• **TASK REQUIREMENTS**: Give every line of the data again, unchanged, but with no pictures.

####################

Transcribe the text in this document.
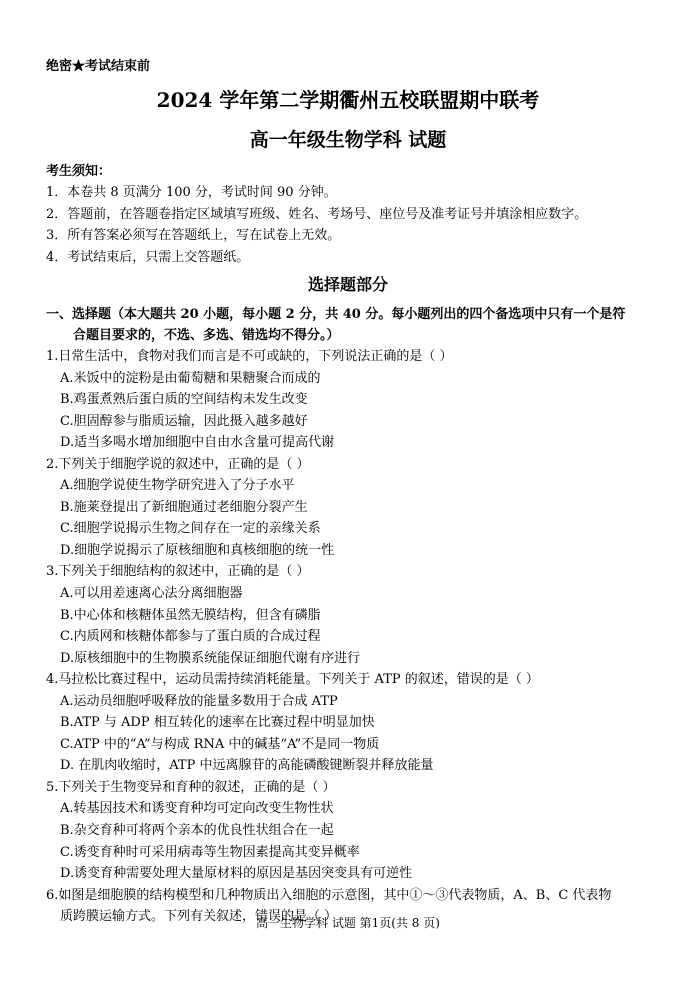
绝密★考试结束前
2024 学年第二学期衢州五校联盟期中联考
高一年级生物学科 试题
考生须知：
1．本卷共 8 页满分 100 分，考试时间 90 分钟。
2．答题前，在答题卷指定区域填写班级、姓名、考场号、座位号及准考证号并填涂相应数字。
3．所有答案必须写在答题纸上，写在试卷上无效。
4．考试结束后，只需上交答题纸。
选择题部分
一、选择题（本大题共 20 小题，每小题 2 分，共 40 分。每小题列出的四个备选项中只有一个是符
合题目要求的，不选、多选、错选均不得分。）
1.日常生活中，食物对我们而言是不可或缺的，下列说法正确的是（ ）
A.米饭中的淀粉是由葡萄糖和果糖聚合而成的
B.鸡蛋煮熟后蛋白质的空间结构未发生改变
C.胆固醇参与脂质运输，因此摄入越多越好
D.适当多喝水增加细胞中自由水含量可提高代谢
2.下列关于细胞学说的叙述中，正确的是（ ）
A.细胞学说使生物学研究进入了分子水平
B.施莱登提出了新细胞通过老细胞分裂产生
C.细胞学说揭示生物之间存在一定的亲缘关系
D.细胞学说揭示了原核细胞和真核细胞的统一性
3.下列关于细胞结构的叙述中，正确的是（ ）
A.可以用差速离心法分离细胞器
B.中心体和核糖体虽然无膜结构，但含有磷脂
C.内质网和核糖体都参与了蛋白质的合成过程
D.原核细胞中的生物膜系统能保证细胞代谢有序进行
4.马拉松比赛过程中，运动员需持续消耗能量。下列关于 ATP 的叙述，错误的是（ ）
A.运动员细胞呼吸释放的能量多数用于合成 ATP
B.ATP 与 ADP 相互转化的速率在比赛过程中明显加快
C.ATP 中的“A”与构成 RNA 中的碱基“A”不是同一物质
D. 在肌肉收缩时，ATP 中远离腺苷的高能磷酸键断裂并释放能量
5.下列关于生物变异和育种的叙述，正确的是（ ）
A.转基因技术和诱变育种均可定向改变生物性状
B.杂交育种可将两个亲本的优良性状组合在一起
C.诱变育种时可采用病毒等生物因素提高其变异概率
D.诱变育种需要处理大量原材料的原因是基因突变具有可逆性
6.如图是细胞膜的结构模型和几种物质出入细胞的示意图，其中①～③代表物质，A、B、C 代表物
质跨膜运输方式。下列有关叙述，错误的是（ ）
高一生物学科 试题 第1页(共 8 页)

####################

• **RESULT FOR THIS TASK**:
Transcribe the text in this document.
绝密★考试结束前
2024 学年第二学期衢州五校联盟期中联考
高一年级生物学科 试题
考生须知：
1．本卷共 8 页满分 100 分，考试时间 90 分钟。
2．答题前，在答题卷指定区域填写班级、姓名、考场号、座位号及准考证号并填涂相应数字。
3．所有答案必须写在答题纸上，写在试卷上无效。
4．考试结束后，只需上交答题纸。
选择题部分
一、选择题（本大题共 20 小题，每小题 2 分，共 40 分。每小题列出的四个备选项中只有一个是符
合题目要求的，不选、多选、错选均不得分。）
1.日常生活中，食物对我们而言是不可或缺的，下列说法正确的是（ ）
A.米饭中的淀粉是由葡萄糖和果糖聚合而成的
B.鸡蛋煮熟后蛋白质的空间结构未发生改变
C.胆固醇参与脂质运输，因此摄入越多越好
D.适当多喝水增加细胞中自由水含量可提高代谢
2.下列关于细胞学说的叙述中，正确的是（ ）
A.细胞学说使生物学研究进入了分子水平
B.施莱登提出了新细胞通过老细胞分裂产生
C.细胞学说揭示生物之间存在一定的亲缘关系
D.细胞学说揭示了原核细胞和真核细胞的统一性
3.下列关于细胞结构的叙述中，正确的是（ ）
A.可以用差速离心法分离细胞器
B.中心体和核糖体虽然无膜结构，但含有磷脂
C.内质网和核糖体都参与了蛋白质的合成过程
D.原核细胞中的生物膜系统能保证细胞代谢有序进行
4.马拉松比赛过程中，运动员需持续消耗能量。下列关于 ATP 的叙述，错误的是（ ）
A.运动员细胞呼吸释放的能量多数用于合成 ATP
B.ATP 与 ADP 相互转化的速率在比赛过程中明显加快
C.ATP 中的“A”与构成 RNA 中的碱基“A”不是同一物质
D. 在肌肉收缩时，ATP 中远离腺苷的高能磷酸键断裂并释放能量
5.下列关于生物变异和育种的叙述，正确的是（ ）
A.转基因技术和诱变育种均可定向改变生物性状
B.杂交育种可将两个亲本的优良性状组合在一起
C.诱变育种时可采用病毒等生物因素提高其变异概率
D.诱变育种需要处理大量原材料的原因是基因突变具有可逆性
6.如图是细胞膜的结构模型和几种物质出入细胞的示意图，其中①～③代表物质，A、B、C 代表物
质跨膜运输方式。下列有关叙述，错误的是（ ）
高一生物学科 试题 第1页(共 8 页)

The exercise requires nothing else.